Under this task are some entries; return every one of them exactly.

Task data:
━━━━━━━━━━

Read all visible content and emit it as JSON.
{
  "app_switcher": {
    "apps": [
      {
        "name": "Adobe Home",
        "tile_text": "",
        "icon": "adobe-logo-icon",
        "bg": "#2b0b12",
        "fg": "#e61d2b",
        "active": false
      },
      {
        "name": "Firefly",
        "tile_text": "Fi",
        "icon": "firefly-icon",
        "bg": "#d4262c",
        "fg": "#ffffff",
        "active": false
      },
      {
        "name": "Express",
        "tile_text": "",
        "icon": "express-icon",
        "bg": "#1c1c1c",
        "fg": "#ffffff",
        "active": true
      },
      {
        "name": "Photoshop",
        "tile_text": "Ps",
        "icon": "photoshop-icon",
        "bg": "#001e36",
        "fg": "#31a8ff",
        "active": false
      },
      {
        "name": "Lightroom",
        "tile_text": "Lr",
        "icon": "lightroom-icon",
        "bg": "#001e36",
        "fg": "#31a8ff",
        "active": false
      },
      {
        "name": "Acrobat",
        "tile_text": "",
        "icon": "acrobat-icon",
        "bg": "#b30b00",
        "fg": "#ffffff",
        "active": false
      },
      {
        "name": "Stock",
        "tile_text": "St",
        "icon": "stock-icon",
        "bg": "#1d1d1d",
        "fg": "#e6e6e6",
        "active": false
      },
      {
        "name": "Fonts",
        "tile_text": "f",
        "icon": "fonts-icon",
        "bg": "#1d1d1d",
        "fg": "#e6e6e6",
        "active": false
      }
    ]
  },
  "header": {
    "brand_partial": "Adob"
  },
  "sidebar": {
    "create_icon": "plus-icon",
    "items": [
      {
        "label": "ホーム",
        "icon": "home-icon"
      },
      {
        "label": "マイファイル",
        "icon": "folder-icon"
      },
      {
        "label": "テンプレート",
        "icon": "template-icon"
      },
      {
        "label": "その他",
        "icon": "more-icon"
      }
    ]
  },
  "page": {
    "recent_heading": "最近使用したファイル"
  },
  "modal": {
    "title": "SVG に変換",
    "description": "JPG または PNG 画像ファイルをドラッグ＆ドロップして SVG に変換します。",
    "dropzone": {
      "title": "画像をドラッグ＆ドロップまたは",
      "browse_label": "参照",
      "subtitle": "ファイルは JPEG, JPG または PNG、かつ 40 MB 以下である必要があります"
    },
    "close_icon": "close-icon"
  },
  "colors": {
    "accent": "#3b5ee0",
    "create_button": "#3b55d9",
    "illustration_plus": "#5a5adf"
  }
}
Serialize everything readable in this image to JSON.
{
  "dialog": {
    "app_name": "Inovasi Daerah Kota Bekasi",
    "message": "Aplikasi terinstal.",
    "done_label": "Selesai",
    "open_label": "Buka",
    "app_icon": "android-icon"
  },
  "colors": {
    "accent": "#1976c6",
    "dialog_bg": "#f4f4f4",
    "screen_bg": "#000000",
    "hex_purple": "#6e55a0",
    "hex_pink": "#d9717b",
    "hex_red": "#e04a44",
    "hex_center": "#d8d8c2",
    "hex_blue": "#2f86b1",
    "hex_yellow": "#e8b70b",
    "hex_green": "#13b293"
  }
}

━━━━━━━━━━

Exercise solution:
Read all visible content and emit it as JSON.
{
  "app_switcher": {
    "apps": [
      {
        "name": "Adobe Home",
        "tile_text": "",
        "icon": "adobe-logo-icon",
        "bg": "#2b0b12",
        "fg": "#e61d2b",
        "active": false
      },
      {
        "name": "Firefly",
        "tile_text": "Fi",
        "icon": "firefly-icon",
        "bg": "#d4262c",
        "fg": "#ffffff",
        "active": false
      },
      {
        "name": "Express",
        "tile_text": "",
        "icon": "express-icon",
        "bg": "#1c1c1c",
        "fg": "#ffffff",
        "active": true
      },
      {
        "name": "Photoshop",
        "tile_text": "Ps",
        "icon": "photoshop-icon",
        "bg": "#001e36",
        "fg": "#31a8ff",
        "active": false
      },
      {
        "name": "Lightroom",
        "tile_text": "Lr",
        "icon": "lightroom-icon",
        "bg": "#001e36",
        "fg": "#31a8ff",
        "active": false
      },
      {
        "name": "Acrobat",
        "tile_text": "",
        "icon": "acrobat-icon",
        "bg": "#b30b00",
        "fg": "#ffffff",
        "active": false
      },
      {
        "name": "Stock",
        "tile_text": "St",
        "icon": "stock-icon",
        "bg": "#1d1d1d",
        "fg": "#e6e6e6",
        "active": false
      },
      {
        "name": "Fonts",
        "tile_text": "f",
        "icon": "fonts-icon",
        "bg": "#1d1d1d",
        "fg": "#e6e6e6",
        "active": false
      }
    ]
  },
  "header": {
    "brand_partial": "Adob"
  },
  "sidebar": {
    "create_icon": "plus-icon",
    "items": [
      {
        "label": "ホーム",
        "icon": "home-icon"
      },
      {
        "label": "マイファイル",
        "icon": "folder-icon"
      },
      {
        "label": "テンプレート",
        "icon": "template-icon"
      },
      {
        "label": "その他",
        "icon": "more-icon"
      }
    ]
  },
  "page": {
    "recent_heading": "最近使用したファイル"
  },
  "modal": {
    "title": "SVG に変換",
    "description": "JPG または PNG 画像ファイルをドラッグ＆ドロップして SVG に変換します。",
    "dropzone": {
      "title": "画像をドラッグ＆ドロップまたは",
      "browse_label": "参照",
      "subtitle": "ファイルは JPEG, JPG または PNG、かつ 40 MB 以下である必要があります"
    },
    "close_icon": "close-icon"
  },
  "colors": {
    "accent": "#3b5ee0",
    "create_button": "#3b55d9",
    "illustration_plus": "#5a5adf"
  }
}
Serialize everything readable in this image to JSON.
{
  "dialog": {
    "app_name": "Inovasi Daerah Kota Bekasi",
    "message": "Aplikasi terinstal.",
    "done_label": "Selesai",
    "open_label": "Buka",
    "app_icon": "android-icon"
  },
  "colors": {
    "accent": "#1976c6",
    "dialog_bg": "#f4f4f4",
    "screen_bg": "#000000",
    "hex_purple": "#6e55a0",
    "hex_pink": "#d9717b",
    "hex_red": "#e04a44",
    "hex_center": "#d8d8c2",
    "hex_blue": "#2f86b1",
    "hex_yellow": "#e8b70b",
    "hex_green": "#13b293"
  }
}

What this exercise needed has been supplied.